## Requirement:
Identify the lines that include the word "жилья", then copy all of them.

************

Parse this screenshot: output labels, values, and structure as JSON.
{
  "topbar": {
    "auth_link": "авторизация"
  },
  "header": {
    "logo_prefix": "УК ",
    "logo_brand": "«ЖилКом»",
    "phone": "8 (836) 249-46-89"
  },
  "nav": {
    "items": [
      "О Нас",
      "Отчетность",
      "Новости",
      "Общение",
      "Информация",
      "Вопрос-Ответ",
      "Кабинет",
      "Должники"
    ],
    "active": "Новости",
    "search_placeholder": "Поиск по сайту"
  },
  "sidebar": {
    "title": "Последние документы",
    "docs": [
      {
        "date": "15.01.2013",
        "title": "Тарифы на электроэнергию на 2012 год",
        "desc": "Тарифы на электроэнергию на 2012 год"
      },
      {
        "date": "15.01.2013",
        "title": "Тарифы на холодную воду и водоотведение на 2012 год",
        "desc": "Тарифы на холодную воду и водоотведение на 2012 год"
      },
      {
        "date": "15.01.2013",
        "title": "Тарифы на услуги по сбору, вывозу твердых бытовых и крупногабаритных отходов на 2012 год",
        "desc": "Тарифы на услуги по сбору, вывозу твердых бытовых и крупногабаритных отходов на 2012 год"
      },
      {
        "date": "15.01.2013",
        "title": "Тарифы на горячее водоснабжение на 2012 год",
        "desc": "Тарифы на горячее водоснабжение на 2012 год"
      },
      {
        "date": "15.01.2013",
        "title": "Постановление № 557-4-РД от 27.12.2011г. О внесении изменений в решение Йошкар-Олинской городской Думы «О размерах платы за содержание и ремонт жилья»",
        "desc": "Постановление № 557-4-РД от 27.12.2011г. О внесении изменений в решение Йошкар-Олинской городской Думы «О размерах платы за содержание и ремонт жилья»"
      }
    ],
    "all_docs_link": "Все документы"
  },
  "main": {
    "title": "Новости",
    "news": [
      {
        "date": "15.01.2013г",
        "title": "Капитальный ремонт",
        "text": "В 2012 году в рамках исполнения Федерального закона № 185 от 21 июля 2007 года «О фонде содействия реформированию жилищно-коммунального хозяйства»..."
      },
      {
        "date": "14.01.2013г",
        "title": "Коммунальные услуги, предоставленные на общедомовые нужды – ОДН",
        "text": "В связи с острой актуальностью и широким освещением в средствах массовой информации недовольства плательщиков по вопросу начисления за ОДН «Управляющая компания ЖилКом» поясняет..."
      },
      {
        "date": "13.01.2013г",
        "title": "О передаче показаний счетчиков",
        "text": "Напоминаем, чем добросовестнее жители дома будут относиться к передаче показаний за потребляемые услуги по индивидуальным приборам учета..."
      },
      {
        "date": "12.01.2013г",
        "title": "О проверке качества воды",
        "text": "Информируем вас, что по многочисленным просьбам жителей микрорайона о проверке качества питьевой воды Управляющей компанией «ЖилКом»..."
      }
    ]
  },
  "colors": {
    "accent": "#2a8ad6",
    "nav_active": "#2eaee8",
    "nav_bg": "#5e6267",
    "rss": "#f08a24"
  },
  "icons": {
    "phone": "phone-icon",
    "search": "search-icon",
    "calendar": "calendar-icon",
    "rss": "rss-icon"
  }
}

************

## Response to the task:
        "title": "Постановление № 557-4-РД от 27.12.2011г. О внесении изменений в решение Йошкар-Олинской городской Думы «О размерах платы за содержание и ремонт жилья»",
        "desc": "Постановление № 557-4-РД от 27.12.2011г. О внесении изменений в решение Йошкар-Олинской городской Думы «О размерах платы за содержание и ремонт жилья»"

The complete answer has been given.